* [What you have to do] Look through the data below. Show each line where the string "title" occurs.

* [Chart and figure data]
########################################

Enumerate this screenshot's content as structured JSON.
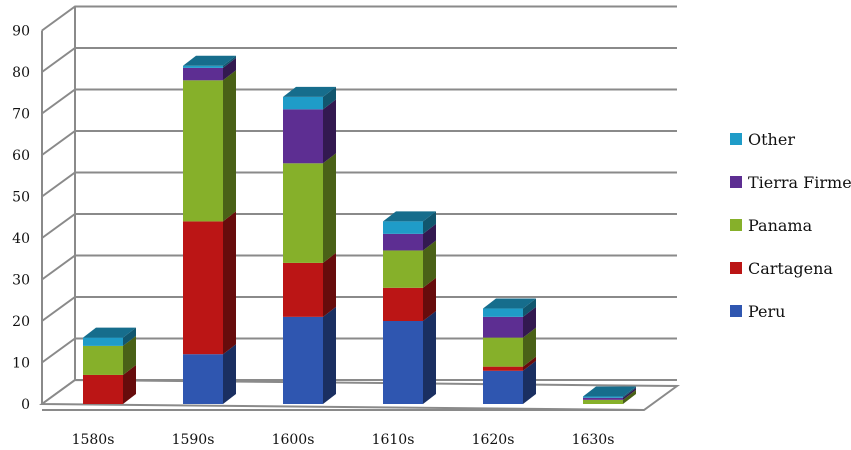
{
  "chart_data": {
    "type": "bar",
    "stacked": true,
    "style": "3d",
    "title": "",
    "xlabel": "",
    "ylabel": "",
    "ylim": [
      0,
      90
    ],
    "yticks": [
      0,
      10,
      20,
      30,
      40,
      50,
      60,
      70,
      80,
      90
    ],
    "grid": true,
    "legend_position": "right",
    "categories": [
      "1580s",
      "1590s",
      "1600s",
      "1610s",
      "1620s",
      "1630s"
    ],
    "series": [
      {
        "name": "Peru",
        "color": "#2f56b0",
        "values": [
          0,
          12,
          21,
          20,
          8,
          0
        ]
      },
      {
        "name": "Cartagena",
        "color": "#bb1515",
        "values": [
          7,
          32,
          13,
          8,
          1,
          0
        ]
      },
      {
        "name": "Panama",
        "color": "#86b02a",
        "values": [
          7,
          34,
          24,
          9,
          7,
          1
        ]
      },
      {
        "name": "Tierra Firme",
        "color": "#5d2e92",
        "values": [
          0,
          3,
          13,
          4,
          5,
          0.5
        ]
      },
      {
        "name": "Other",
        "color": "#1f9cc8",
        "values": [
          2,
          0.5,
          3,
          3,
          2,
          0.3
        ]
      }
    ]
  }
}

########################################

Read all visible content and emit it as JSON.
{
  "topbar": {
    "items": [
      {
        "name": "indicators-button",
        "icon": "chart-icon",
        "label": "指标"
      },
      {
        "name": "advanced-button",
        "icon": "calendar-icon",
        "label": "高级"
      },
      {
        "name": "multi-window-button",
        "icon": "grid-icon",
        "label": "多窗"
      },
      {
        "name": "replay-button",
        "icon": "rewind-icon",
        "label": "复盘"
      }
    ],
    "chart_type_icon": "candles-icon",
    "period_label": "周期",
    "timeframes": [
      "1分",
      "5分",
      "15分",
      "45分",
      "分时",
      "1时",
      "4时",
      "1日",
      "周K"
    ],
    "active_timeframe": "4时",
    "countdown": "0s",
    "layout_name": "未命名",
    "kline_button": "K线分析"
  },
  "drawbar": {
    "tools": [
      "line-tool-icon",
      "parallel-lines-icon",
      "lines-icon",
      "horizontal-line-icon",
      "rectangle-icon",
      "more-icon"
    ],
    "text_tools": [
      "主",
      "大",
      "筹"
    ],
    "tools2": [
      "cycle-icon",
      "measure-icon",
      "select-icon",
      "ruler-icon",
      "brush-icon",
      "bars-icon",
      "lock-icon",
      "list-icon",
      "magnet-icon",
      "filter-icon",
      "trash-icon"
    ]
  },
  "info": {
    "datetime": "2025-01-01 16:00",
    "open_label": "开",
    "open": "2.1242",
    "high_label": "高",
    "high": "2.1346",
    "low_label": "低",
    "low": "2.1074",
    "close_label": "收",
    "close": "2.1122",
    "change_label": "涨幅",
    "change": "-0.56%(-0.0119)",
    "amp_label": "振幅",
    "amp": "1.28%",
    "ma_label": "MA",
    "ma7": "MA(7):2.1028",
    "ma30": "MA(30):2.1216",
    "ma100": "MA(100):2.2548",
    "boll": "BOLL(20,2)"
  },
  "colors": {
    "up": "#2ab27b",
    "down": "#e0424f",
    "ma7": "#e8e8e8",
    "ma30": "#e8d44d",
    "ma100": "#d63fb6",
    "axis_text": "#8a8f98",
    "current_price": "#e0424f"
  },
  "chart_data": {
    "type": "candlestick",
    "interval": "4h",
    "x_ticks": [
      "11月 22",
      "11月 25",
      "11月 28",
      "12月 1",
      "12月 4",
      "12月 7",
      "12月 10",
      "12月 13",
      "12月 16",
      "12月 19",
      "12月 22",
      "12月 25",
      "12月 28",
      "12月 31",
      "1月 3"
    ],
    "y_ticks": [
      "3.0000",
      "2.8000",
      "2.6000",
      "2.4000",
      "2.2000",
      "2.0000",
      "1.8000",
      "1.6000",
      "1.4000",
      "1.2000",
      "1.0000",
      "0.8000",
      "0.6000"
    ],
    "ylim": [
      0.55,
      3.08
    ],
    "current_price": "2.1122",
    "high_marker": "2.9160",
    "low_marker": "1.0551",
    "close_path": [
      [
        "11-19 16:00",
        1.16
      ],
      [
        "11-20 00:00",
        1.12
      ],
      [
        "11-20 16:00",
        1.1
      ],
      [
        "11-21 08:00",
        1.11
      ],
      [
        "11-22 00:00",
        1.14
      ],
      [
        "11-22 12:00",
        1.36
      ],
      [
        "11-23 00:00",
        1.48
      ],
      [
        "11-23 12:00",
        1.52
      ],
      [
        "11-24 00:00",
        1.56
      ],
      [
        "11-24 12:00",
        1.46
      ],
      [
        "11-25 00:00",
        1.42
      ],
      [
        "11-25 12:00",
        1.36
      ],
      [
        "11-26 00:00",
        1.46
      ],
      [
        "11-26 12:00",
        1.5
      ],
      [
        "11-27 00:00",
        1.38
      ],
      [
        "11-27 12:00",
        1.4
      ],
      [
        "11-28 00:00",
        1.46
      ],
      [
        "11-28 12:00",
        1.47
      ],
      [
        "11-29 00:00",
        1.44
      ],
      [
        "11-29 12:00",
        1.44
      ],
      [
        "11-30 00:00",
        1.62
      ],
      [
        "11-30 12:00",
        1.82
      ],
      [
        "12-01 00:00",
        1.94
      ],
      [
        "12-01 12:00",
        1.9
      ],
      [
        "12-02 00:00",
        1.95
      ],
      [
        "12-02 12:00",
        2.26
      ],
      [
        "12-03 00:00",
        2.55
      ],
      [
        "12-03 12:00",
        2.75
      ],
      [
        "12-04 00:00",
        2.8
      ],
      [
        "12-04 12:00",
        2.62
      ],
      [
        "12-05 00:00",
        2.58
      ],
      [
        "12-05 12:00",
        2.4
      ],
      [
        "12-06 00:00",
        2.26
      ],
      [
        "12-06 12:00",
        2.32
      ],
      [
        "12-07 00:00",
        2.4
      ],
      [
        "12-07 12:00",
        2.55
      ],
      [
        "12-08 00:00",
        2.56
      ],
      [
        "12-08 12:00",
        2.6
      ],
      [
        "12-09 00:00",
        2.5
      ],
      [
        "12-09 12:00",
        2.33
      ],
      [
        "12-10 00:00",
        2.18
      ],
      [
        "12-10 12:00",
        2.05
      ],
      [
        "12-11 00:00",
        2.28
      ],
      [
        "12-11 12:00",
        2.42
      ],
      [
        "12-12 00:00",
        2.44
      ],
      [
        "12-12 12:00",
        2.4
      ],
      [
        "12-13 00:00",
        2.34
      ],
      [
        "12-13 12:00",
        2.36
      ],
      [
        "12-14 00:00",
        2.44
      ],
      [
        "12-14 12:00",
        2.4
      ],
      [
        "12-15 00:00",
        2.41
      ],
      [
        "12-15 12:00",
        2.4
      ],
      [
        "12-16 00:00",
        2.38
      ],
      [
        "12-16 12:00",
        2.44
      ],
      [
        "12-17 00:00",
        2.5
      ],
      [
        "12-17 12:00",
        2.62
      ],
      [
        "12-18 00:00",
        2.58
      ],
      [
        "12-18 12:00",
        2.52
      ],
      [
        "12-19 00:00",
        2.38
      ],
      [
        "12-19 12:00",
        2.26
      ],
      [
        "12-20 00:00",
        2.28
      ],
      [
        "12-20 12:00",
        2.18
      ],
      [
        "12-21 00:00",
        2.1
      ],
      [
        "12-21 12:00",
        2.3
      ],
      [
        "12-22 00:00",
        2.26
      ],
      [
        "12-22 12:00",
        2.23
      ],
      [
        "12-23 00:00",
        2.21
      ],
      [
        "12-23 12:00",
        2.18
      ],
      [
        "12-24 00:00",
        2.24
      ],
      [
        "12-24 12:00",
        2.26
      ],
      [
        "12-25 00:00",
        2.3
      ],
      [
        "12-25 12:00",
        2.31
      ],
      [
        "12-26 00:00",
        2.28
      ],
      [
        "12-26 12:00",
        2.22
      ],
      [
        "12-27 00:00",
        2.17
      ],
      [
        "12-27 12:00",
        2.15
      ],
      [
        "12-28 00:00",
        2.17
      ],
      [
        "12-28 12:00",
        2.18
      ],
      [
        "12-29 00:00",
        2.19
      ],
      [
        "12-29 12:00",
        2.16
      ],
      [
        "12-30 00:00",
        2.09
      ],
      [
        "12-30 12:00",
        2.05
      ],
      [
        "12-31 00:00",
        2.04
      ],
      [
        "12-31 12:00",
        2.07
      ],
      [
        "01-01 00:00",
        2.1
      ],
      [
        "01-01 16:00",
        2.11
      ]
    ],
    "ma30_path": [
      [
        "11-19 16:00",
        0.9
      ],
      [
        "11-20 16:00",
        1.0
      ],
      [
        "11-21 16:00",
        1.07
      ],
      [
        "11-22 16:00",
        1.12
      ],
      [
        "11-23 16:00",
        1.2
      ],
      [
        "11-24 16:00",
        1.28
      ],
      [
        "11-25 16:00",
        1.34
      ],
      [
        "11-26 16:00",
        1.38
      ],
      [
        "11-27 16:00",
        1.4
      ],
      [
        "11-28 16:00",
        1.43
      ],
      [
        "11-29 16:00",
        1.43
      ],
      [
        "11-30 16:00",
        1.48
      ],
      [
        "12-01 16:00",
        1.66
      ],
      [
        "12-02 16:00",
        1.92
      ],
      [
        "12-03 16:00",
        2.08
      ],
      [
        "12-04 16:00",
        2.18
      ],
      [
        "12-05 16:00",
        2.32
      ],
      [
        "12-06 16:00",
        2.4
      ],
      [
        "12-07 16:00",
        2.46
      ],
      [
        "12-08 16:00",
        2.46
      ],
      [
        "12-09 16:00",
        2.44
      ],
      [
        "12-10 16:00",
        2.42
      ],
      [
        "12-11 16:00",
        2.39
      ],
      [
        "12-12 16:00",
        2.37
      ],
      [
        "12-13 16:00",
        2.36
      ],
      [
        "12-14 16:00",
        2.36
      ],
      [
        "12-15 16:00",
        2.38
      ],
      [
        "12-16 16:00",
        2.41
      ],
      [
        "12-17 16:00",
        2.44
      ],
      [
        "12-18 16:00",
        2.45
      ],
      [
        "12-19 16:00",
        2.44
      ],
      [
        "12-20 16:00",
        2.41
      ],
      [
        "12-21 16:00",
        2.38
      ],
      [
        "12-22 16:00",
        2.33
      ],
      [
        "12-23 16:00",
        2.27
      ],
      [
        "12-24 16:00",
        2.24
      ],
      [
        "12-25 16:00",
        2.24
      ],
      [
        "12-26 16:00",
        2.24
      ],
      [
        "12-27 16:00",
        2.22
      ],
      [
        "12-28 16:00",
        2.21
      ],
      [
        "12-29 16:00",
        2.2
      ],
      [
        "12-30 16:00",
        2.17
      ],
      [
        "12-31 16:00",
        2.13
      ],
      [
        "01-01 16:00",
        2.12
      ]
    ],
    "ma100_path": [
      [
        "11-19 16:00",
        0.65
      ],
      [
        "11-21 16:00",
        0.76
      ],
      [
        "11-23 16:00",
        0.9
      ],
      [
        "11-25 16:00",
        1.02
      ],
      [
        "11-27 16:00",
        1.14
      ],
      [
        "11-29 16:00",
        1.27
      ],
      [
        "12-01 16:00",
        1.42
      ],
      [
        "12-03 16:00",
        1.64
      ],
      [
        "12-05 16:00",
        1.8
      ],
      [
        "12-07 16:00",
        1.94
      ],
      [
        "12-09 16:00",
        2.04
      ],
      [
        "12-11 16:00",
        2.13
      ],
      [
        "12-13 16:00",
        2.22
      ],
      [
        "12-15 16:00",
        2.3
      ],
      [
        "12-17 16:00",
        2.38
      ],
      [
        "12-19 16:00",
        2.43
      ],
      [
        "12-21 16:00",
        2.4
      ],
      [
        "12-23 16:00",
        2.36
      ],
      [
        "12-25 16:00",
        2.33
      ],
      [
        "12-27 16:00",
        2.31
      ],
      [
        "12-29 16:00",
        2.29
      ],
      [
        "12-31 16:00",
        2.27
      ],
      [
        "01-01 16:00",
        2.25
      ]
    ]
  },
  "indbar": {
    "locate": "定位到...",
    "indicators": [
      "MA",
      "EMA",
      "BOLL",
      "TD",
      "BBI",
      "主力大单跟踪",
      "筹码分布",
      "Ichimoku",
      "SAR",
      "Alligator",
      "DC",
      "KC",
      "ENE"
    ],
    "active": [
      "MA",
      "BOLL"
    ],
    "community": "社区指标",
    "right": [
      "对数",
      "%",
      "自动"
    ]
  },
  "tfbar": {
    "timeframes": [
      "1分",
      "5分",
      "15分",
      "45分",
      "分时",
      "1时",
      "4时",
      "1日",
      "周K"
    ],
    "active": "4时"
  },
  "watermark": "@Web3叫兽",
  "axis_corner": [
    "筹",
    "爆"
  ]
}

########################################

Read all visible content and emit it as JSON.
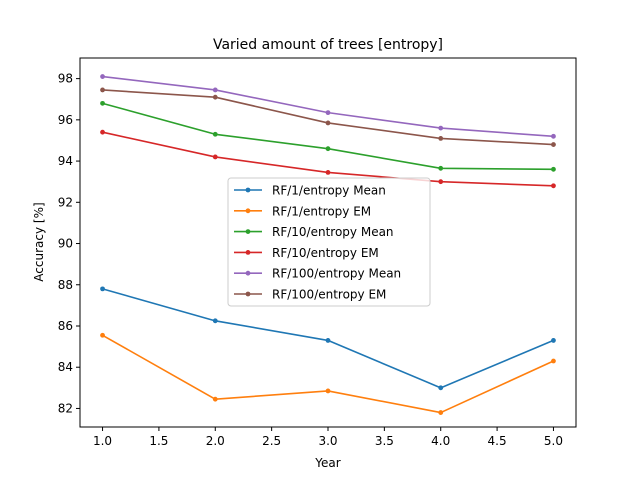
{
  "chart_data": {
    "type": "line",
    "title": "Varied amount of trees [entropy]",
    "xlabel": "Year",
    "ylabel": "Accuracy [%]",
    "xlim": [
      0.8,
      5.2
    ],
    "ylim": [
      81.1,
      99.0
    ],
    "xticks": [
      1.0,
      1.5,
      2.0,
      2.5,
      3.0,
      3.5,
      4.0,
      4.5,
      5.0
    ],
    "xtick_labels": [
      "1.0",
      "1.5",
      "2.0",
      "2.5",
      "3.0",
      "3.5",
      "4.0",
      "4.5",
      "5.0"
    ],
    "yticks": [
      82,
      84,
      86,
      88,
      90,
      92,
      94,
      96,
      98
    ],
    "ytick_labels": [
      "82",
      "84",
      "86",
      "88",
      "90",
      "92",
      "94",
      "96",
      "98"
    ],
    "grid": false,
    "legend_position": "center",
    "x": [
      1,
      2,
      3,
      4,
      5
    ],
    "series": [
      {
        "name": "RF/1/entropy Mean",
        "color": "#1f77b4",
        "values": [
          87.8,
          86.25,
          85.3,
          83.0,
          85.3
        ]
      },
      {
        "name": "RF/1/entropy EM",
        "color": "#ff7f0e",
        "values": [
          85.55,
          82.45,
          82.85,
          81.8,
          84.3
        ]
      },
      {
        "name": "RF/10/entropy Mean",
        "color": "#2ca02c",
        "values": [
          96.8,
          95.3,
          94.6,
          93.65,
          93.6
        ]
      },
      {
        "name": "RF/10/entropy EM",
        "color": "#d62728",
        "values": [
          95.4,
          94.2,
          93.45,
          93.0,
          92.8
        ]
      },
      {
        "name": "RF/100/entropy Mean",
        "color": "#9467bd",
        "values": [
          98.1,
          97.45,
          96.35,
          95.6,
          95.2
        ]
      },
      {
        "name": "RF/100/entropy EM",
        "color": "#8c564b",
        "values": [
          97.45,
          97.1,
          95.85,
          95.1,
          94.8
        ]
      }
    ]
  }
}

########################################

* [Written reply]
    "title": "",
    "title": "Varied amount of trees [entropy]",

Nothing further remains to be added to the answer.